§ **Provided entries**
|---|

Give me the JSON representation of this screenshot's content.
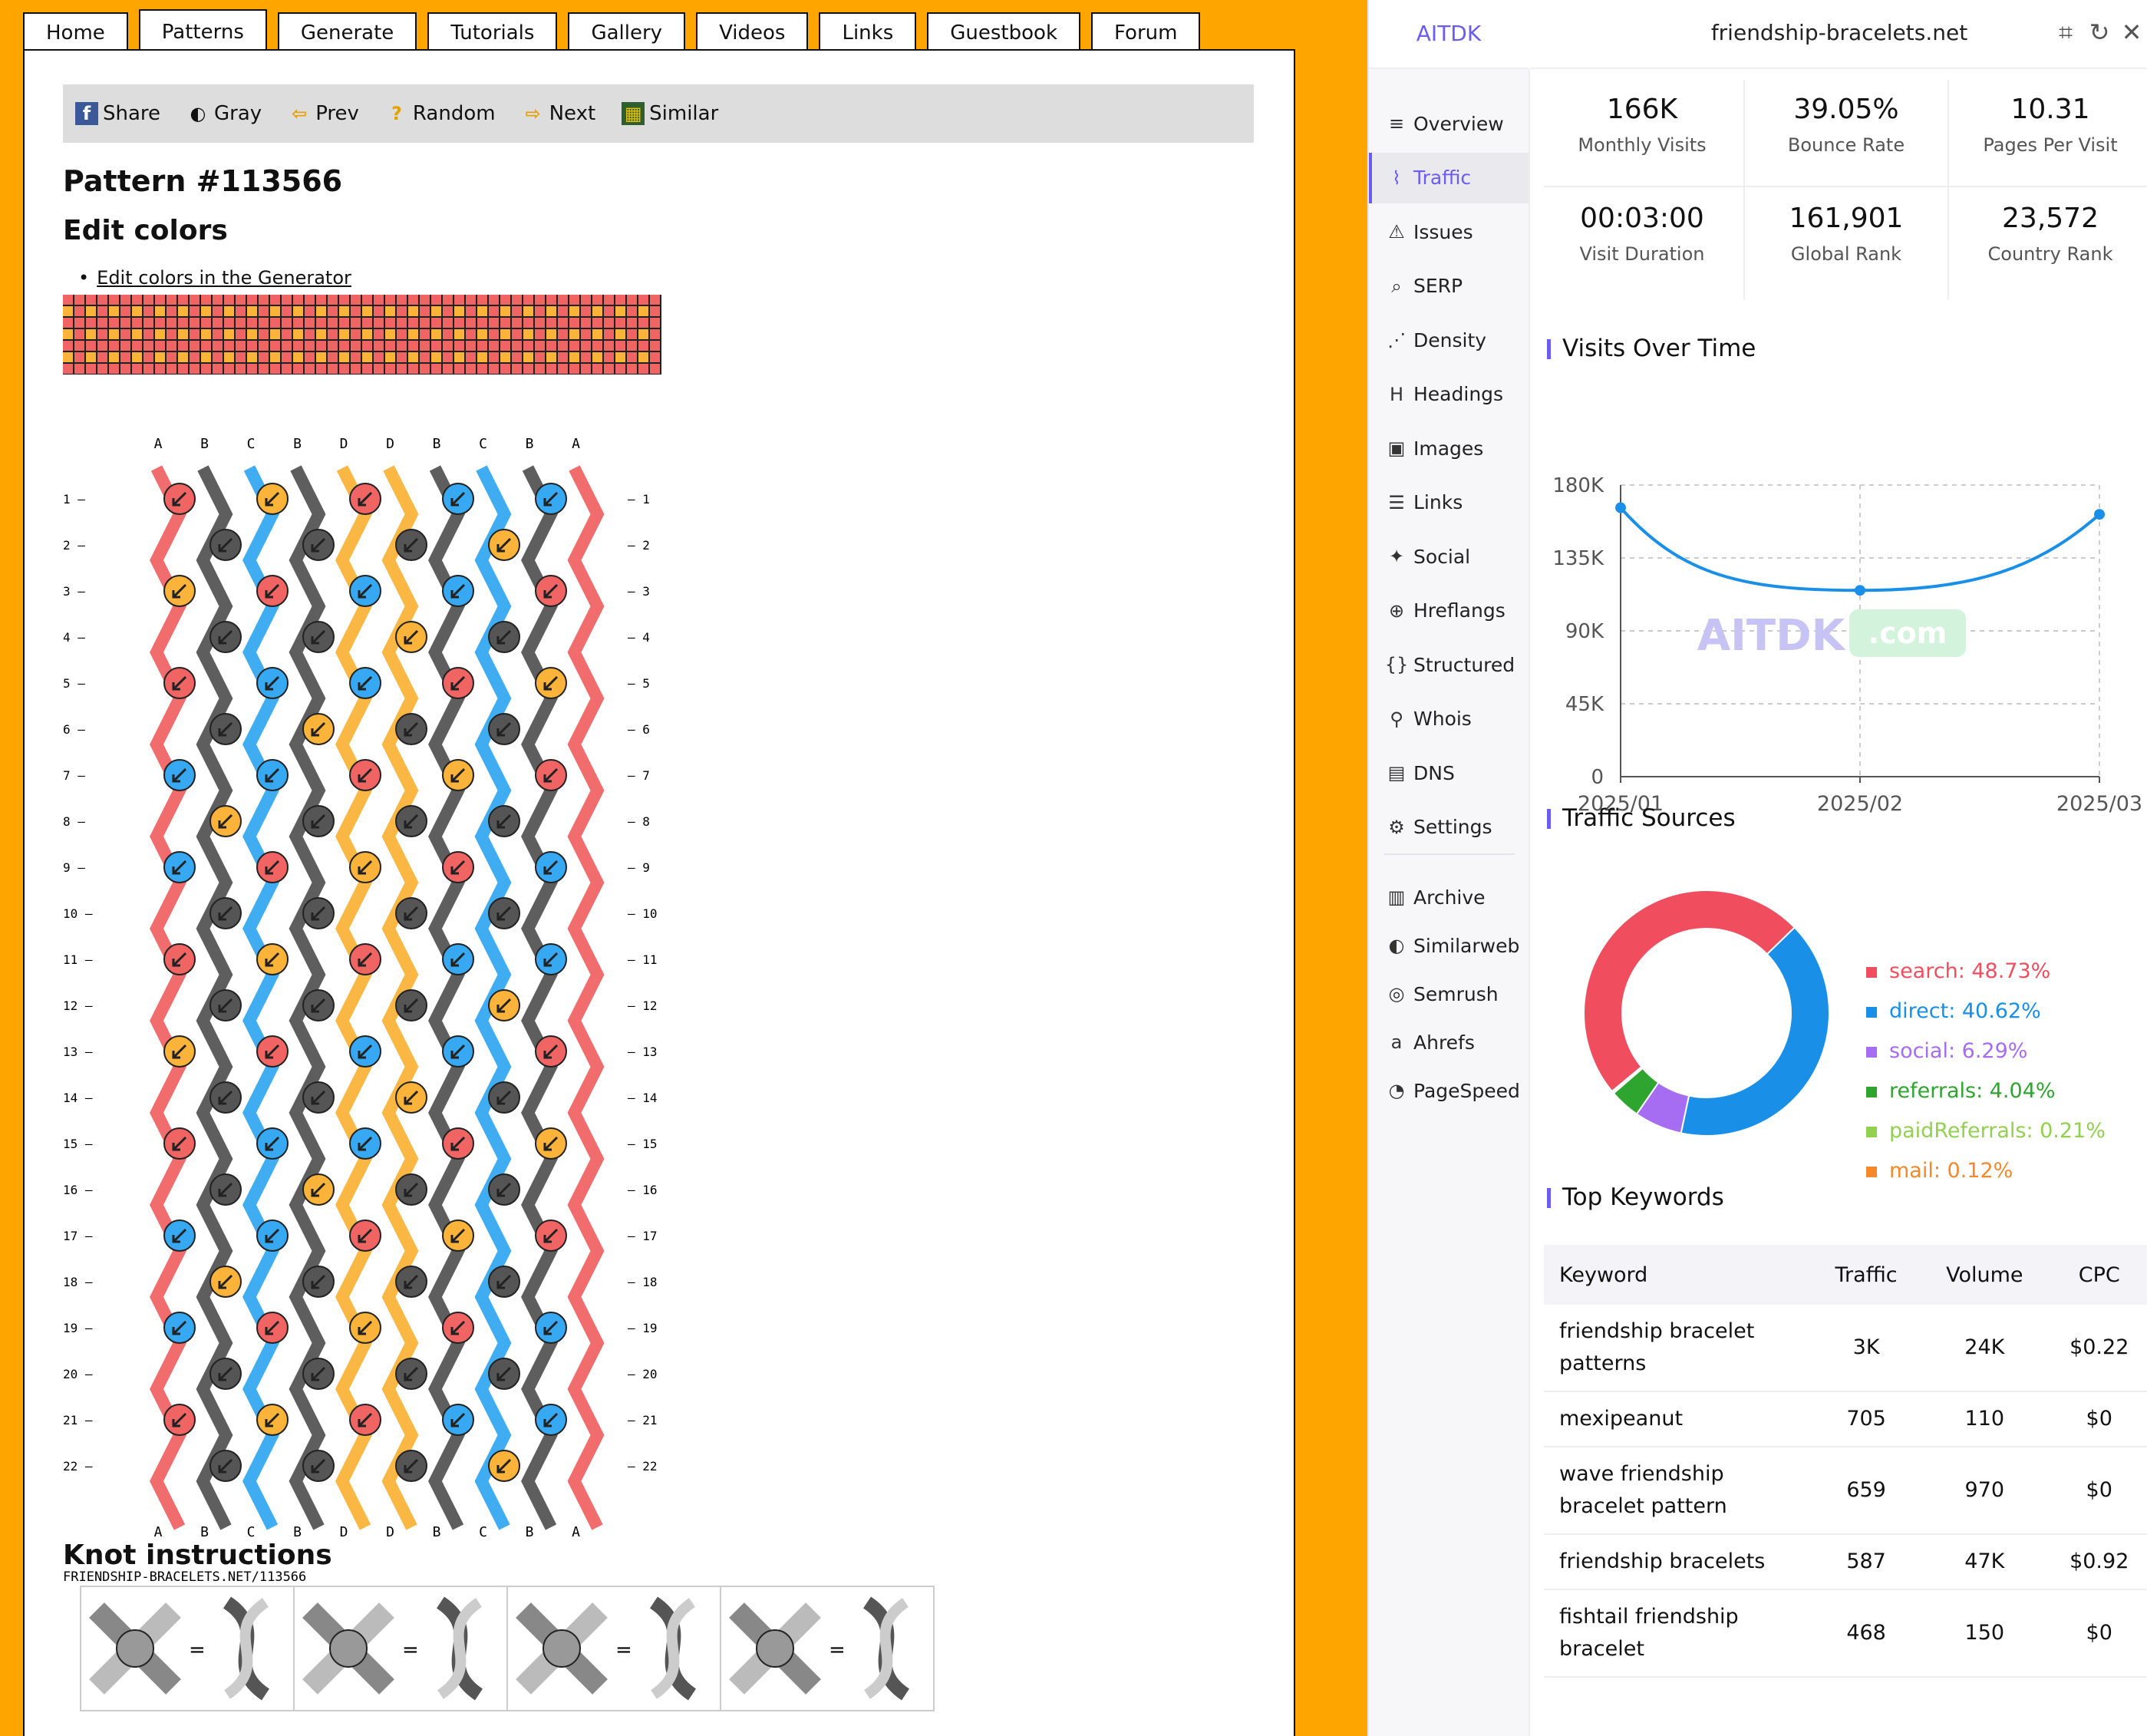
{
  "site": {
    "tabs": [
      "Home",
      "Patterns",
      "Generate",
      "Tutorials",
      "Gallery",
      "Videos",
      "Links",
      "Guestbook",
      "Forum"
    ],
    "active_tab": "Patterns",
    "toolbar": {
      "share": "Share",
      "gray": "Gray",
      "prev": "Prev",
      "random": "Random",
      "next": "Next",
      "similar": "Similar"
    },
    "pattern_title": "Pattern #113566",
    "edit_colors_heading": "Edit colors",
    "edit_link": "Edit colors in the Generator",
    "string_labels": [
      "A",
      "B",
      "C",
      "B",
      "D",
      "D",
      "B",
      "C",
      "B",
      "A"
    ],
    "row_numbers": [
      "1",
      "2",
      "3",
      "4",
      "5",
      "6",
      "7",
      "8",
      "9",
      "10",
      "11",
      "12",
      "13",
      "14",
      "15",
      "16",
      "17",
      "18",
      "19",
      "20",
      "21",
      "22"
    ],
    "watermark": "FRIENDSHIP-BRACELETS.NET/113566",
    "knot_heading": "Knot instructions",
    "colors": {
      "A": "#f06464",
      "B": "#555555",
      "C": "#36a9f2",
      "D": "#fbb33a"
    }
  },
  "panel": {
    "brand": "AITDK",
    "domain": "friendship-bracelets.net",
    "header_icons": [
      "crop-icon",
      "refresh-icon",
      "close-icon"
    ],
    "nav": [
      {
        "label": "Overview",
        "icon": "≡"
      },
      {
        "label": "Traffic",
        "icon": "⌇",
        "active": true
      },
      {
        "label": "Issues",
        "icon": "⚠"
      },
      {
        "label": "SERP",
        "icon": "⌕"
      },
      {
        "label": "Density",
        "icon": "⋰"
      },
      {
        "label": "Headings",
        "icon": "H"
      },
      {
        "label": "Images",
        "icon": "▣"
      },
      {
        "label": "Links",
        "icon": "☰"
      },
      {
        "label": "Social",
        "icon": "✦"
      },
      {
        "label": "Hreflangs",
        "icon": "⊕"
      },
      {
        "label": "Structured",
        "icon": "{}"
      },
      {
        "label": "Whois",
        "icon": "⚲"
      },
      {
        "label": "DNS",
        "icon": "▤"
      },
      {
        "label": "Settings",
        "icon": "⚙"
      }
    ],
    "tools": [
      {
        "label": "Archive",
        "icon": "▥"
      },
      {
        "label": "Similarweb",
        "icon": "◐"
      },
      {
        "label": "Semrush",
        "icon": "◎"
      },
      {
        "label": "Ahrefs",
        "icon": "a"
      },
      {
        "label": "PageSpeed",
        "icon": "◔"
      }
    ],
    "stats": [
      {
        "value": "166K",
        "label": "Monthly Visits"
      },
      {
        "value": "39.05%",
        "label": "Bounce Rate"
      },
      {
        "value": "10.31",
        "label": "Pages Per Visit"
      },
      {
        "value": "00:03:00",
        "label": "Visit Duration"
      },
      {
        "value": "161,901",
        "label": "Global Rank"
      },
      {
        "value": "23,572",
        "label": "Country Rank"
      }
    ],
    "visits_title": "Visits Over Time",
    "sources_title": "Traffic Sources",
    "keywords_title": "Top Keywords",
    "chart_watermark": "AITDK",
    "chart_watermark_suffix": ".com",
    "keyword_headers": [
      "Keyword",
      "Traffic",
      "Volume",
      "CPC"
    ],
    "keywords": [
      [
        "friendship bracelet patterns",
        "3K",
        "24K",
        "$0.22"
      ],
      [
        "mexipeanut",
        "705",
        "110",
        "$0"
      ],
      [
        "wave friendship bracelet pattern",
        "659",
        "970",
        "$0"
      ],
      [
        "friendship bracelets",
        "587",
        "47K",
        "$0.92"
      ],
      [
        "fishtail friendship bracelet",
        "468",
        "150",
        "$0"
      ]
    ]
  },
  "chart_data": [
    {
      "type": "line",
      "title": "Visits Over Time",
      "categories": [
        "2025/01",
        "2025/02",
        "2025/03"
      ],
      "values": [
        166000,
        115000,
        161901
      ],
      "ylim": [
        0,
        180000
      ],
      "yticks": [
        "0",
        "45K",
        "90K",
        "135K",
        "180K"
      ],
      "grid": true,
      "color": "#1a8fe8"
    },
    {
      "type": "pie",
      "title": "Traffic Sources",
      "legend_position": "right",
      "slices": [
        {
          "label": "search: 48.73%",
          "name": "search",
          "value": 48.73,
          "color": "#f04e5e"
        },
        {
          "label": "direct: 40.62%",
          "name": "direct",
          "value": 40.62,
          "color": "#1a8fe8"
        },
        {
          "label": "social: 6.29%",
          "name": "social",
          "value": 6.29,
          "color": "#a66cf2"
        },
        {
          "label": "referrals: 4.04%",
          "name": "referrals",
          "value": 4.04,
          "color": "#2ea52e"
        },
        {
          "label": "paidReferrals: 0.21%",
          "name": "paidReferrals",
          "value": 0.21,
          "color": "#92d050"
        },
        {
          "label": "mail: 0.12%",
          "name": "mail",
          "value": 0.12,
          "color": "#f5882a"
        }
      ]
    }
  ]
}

|---|

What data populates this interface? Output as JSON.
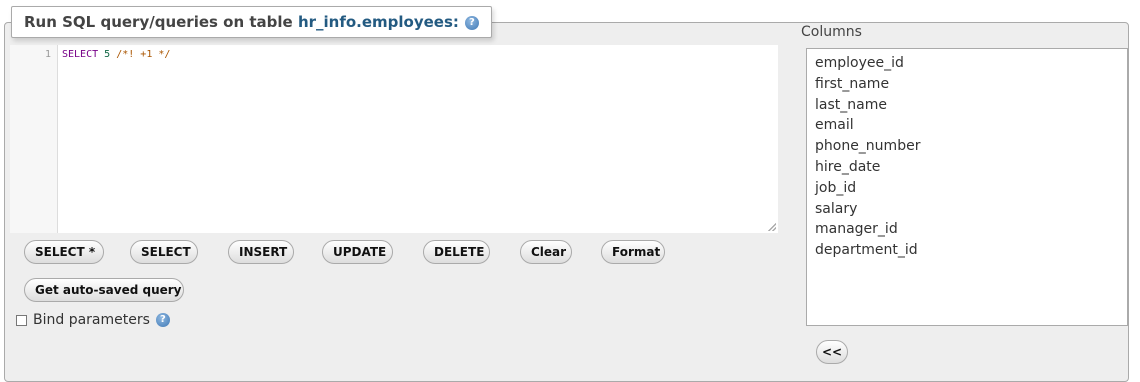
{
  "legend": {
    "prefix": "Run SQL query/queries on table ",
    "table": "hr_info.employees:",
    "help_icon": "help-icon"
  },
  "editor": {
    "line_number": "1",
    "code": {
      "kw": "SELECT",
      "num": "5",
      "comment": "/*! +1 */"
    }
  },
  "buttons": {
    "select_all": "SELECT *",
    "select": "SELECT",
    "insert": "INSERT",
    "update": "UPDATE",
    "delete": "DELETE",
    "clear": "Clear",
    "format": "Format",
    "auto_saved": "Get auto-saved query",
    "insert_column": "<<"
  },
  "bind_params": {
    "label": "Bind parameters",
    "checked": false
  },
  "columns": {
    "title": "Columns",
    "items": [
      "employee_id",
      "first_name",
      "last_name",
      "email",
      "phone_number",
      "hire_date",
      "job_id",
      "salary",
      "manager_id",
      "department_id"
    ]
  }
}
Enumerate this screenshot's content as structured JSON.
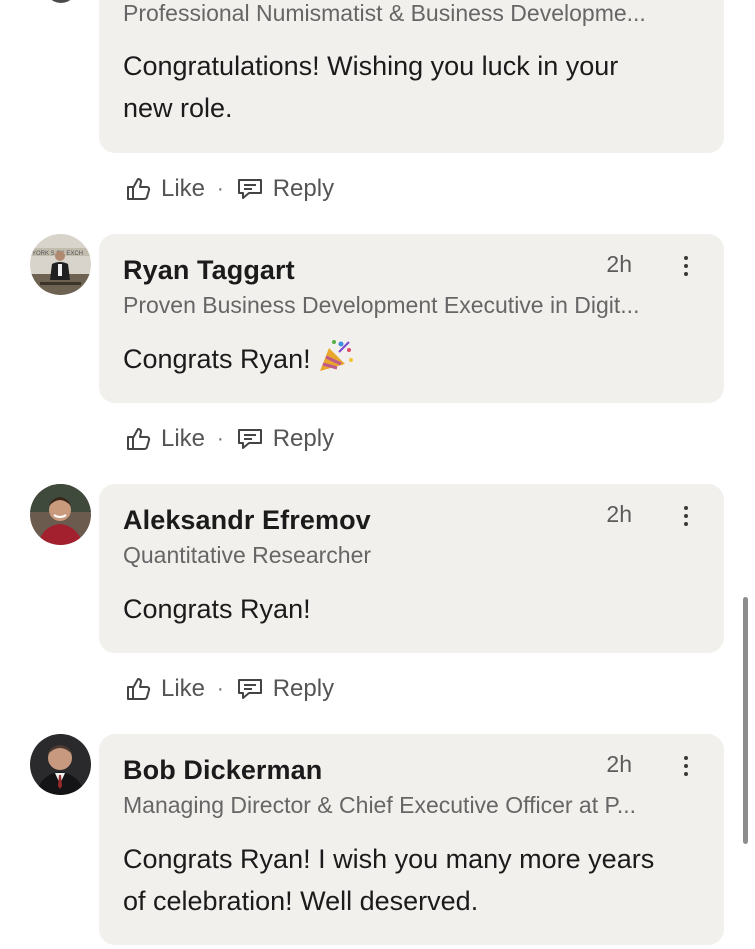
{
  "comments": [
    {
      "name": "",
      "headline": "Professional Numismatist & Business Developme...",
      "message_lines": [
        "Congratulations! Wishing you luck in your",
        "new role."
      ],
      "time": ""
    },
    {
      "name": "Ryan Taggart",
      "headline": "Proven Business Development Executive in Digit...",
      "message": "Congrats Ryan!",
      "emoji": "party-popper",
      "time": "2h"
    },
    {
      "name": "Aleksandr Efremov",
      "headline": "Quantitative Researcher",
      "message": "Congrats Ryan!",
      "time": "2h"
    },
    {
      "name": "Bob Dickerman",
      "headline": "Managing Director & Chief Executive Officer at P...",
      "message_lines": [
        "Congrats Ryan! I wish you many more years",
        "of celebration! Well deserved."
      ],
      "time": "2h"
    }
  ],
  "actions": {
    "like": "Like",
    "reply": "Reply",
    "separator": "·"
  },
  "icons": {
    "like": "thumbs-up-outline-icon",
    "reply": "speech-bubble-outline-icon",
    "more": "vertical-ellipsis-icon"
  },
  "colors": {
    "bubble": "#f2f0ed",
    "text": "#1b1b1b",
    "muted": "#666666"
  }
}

|---|

§ **What is expected**
Lines of the material that contain the word "like" are to be gathered.

§ **Written solution**
    "like": "Like",
    "like": "thumbs-up-outline-icon",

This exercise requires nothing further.